Written task: Print all the records exactly, please.

Saved entries:
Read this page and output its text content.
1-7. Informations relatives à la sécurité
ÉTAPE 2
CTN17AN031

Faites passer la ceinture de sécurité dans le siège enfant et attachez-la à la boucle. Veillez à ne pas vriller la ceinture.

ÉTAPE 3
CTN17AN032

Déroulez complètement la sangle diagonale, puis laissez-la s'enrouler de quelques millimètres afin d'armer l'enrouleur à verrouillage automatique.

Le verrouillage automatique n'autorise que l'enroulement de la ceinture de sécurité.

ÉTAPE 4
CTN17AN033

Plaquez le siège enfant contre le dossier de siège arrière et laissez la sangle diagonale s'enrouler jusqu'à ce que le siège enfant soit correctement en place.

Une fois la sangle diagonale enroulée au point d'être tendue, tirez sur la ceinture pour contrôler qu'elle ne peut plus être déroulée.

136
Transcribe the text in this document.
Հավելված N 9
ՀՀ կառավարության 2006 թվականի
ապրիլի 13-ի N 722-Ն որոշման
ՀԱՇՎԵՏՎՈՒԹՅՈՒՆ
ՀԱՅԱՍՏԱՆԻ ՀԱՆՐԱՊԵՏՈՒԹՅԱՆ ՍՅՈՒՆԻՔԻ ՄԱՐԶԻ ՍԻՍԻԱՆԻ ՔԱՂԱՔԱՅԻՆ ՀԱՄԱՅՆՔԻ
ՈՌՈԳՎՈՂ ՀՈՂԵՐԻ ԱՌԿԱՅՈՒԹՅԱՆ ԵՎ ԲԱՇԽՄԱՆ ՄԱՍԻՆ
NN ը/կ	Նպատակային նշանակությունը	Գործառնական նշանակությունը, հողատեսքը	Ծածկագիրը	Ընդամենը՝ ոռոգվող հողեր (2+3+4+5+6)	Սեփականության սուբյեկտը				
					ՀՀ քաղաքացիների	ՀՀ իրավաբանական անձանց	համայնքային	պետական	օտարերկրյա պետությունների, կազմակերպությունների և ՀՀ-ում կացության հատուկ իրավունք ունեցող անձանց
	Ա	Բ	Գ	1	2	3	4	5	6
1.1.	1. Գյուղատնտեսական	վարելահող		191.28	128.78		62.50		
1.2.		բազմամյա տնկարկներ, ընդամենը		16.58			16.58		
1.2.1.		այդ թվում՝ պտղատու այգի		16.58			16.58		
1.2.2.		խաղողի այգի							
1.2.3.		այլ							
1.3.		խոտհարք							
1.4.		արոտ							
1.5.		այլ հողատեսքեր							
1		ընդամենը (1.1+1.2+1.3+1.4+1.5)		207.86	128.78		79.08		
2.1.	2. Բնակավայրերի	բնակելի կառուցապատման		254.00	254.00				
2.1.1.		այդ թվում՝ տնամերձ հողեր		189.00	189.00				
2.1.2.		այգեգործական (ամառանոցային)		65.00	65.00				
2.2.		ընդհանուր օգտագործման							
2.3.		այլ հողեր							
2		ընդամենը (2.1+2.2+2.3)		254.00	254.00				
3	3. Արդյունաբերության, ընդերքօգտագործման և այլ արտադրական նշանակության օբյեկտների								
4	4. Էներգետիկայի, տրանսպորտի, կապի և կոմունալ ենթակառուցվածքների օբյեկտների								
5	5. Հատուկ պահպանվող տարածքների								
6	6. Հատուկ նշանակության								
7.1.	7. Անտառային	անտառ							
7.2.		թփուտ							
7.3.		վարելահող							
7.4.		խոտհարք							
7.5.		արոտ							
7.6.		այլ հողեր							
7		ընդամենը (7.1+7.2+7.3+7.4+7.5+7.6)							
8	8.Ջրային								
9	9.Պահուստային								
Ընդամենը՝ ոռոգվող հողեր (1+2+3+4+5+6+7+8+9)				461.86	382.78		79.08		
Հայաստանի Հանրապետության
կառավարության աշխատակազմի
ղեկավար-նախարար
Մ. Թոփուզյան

Result of the task:
Read this page and output its text content.
1-7. Informations relatives à la sécurité
ÉTAPE 2
CTN17AN031

Faites passer la ceinture de sécurité dans le siège enfant et attachez-la à la boucle. Veillez à ne pas vriller la ceinture.

ÉTAPE 3
CTN17AN032

Déroulez complètement la sangle diagonale, puis laissez-la s'enrouler de quelques millimètres afin d'armer l'enrouleur à verrouillage automatique.

Le verrouillage automatique n'autorise que l'enroulement de la ceinture de sécurité.

ÉTAPE 4
CTN17AN033

Plaquez le siège enfant contre le dossier de siège arrière et laissez la sangle diagonale s'enrouler jusqu'à ce que le siège enfant soit correctement en place.

Une fois la sangle diagonale enroulée au point d'être tendue, tirez sur la ceinture pour contrôler qu'elle ne peut plus être déroulée.

136
Transcribe the text in this document.
Հավելված N 9
ՀՀ կառավարության 2006 թվականի
ապրիլի 13-ի N 722-Ն որոշման
ՀԱՇՎԵՏՎՈՒԹՅՈՒՆ
ՀԱՅԱՍՏԱՆԻ ՀԱՆՐԱՊԵՏՈՒԹՅԱՆ ՍՅՈՒՆԻՔԻ ՄԱՐԶԻ ՍԻՍԻԱՆԻ ՔԱՂԱՔԱՅԻՆ ՀԱՄԱՅՆՔԻ
ՈՌՈԳՎՈՂ ՀՈՂԵՐԻ ԱՌԿԱՅՈՒԹՅԱՆ ԵՎ ԲԱՇԽՄԱՆ ՄԱՍԻՆ
NN ը/կ	Նպատակային նշանակությունը	Գործառնական նշանակությունը, հողատեսքը	Ծածկագիրը	Ընդամենը՝ ոռոգվող հողեր (2+3+4+5+6)	Սեփականության սուբյեկտը				
					ՀՀ քաղաքացիների	ՀՀ իրավաբանական անձանց	համայնքային	պետական	օտարերկրյա պետությունների, կազմակերպությունների և ՀՀ-ում կացության հատուկ իրավունք ունեցող անձանց
	Ա	Բ	Գ	1	2	3	4	5	6
1.1.	1. Գյուղատնտեսական	վարելահող		191.28	128.78		62.50		
1.2.		բազմամյա տնկարկներ, ընդամենը		16.58			16.58		
1.2.1.		այդ թվում՝ պտղատու այգի		16.58			16.58		
1.2.2.		խաղողի այգի							
1.2.3.		այլ							
1.3.		խոտհարք							
1.4.		արոտ							
1.5.		այլ հողատեսքեր							
1		ընդամենը (1.1+1.2+1.3+1.4+1.5)		207.86	128.78		79.08		
2.1.	2. Բնակավայրերի	բնակելի կառուցապատման		254.00	254.00				
2.1.1.		այդ թվում՝ տնամերձ հողեր		189.00	189.00				
2.1.2.		այգեգործական (ամառանոցային)		65.00	65.00				
2.2.		ընդհանուր օգտագործման							
2.3.		այլ հողեր							
2		ընդամենը (2.1+2.2+2.3)		254.00	254.00				
3	3. Արդյունաբերության, ընդերքօգտագործման և այլ արտադրական նշանակության օբյեկտների								
4	4. Էներգետիկայի, տրանսպորտի, կապի և կոմունալ ենթակառուցվածքների օբյեկտների								
5	5. Հատուկ պահպանվող տարածքների								
6	6. Հատուկ նշանակության								
7.1.	7. Անտառային	անտառ							
7.2.		թփուտ							
7.3.		վարելահող							
7.4.		խոտհարք							
7.5.		արոտ							
7.6.		այլ հողեր							
7		ընդամենը (7.1+7.2+7.3+7.4+7.5+7.6)							
8	8.Ջրային								
9	9.Պահուստային								
Ընդամենը՝ ոռոգվող հողեր (1+2+3+4+5+6+7+8+9)				461.86	382.78		79.08		
Հայաստանի Հանրապետության
կառավարության աշխատակազմի
ղեկավար-նախարար
Մ. Թոփուզյան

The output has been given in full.